**What the task requires:** Pick out each line in these entries that contains the string "color".

**A block of data:**
>>>>>

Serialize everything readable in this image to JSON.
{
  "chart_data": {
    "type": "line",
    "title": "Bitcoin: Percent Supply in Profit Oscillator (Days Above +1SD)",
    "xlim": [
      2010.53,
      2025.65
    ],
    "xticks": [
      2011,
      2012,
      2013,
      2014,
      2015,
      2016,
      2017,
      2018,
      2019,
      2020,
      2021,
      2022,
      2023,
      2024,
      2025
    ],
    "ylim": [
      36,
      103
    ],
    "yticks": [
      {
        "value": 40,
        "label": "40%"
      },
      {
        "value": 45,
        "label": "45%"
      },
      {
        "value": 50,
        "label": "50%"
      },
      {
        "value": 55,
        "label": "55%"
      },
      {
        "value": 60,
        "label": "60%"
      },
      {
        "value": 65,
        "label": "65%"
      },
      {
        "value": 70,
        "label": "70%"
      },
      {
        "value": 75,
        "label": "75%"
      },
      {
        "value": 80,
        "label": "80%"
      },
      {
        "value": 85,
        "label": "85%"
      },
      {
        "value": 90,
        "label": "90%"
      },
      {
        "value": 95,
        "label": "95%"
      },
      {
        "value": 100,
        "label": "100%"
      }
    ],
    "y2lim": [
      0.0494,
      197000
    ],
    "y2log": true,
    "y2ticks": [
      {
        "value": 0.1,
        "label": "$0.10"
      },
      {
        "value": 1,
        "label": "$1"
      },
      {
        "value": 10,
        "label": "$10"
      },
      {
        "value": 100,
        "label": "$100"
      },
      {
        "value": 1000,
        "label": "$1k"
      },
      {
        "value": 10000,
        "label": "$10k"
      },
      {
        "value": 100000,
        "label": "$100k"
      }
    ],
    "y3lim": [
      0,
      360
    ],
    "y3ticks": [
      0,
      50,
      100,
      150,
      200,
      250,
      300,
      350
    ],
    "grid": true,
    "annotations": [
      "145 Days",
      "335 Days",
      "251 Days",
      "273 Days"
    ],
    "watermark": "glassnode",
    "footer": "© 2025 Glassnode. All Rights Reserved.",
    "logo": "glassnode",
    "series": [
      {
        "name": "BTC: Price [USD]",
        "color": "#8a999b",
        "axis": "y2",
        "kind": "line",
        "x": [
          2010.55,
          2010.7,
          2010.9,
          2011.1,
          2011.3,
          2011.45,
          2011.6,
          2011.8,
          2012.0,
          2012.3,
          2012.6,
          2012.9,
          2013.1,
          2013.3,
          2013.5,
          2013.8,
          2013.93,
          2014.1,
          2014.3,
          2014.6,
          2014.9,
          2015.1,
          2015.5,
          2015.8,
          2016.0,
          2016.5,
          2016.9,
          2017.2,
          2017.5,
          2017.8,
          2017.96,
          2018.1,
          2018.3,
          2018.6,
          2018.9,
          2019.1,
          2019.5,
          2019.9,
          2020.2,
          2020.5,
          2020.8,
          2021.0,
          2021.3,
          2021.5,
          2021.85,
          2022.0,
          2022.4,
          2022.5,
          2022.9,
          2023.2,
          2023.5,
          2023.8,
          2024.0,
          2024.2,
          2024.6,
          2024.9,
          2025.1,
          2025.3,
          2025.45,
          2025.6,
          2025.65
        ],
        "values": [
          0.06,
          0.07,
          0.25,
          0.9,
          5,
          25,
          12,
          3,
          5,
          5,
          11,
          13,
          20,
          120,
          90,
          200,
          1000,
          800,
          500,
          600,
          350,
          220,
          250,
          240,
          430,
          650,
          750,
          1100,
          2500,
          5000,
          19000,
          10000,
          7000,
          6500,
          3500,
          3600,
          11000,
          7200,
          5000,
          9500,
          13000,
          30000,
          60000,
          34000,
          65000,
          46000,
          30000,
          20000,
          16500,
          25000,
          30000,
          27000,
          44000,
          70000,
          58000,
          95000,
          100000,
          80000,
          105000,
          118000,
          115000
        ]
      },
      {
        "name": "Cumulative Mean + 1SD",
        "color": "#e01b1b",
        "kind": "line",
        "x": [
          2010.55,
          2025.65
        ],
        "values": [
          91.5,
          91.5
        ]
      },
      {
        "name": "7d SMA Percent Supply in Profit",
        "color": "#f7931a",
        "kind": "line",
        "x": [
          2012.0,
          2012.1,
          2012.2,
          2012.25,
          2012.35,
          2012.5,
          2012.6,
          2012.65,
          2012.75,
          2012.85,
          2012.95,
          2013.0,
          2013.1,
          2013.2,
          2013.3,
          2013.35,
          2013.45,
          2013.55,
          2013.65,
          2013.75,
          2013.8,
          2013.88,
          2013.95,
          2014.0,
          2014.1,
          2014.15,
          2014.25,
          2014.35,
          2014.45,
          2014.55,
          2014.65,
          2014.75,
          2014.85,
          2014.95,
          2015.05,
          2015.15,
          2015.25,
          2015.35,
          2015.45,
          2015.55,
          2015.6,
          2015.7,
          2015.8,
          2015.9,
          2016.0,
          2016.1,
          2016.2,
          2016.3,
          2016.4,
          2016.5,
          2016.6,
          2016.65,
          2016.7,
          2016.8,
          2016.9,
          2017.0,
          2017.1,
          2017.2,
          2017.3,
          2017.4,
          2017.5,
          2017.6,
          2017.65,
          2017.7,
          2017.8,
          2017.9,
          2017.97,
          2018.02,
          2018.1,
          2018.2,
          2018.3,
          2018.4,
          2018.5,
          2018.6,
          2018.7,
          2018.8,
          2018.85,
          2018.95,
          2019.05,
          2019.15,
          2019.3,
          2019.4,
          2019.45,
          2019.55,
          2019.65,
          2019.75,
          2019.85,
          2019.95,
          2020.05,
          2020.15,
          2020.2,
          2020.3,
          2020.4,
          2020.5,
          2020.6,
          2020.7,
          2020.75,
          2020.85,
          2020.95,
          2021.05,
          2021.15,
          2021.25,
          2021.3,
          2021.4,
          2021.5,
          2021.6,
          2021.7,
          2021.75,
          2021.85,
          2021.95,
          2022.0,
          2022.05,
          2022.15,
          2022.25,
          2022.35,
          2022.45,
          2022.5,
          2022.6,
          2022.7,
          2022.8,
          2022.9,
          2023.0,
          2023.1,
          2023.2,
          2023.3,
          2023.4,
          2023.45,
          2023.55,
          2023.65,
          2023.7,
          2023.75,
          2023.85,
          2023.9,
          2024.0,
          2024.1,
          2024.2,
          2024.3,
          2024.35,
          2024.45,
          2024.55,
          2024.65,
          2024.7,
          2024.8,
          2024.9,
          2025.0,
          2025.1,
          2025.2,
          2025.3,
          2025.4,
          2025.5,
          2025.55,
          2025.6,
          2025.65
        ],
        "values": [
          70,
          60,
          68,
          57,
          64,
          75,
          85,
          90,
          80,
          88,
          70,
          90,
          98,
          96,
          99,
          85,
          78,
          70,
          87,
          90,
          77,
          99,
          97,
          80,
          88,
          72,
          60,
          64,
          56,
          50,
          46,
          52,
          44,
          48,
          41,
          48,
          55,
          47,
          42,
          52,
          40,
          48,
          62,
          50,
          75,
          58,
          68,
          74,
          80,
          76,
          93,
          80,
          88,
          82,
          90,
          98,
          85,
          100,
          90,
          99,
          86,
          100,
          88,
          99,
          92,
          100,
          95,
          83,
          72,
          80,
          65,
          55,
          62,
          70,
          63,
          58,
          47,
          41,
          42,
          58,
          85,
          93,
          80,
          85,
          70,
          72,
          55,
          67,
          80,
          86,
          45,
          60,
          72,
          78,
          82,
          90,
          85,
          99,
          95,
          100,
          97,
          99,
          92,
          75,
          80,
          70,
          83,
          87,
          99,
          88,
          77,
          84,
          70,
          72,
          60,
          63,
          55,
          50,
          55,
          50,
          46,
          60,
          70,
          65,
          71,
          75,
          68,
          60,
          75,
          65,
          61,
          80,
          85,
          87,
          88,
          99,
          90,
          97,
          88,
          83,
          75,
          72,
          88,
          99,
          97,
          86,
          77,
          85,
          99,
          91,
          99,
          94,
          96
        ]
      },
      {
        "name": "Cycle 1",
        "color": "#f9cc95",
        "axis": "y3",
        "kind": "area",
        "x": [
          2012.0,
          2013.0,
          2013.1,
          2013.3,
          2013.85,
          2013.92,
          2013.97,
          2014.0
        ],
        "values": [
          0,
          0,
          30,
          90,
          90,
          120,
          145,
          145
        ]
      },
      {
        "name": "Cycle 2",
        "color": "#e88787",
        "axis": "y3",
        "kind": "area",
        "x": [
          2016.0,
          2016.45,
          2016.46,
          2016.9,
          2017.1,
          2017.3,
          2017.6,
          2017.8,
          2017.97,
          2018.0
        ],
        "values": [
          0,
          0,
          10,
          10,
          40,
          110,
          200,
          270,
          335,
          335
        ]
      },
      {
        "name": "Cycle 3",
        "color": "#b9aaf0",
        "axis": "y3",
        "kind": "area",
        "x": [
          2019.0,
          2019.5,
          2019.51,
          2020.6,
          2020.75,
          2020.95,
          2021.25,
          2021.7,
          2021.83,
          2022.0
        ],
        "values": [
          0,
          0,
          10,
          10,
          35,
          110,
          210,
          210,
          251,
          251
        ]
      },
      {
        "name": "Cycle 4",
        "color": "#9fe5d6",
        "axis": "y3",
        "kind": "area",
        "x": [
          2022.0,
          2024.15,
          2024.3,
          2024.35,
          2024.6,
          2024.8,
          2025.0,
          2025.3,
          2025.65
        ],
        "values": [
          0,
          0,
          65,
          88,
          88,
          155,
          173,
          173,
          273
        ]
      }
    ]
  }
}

<<<<<

**Reply to the exercise:**
        "color": "#8a999b",
        "color": "#e01b1b",
        "color": "#f7931a",
        "color": "#f9cc95",
        "color": "#e88787",
        "color": "#b9aaf0",
        "color": "#9fe5d6",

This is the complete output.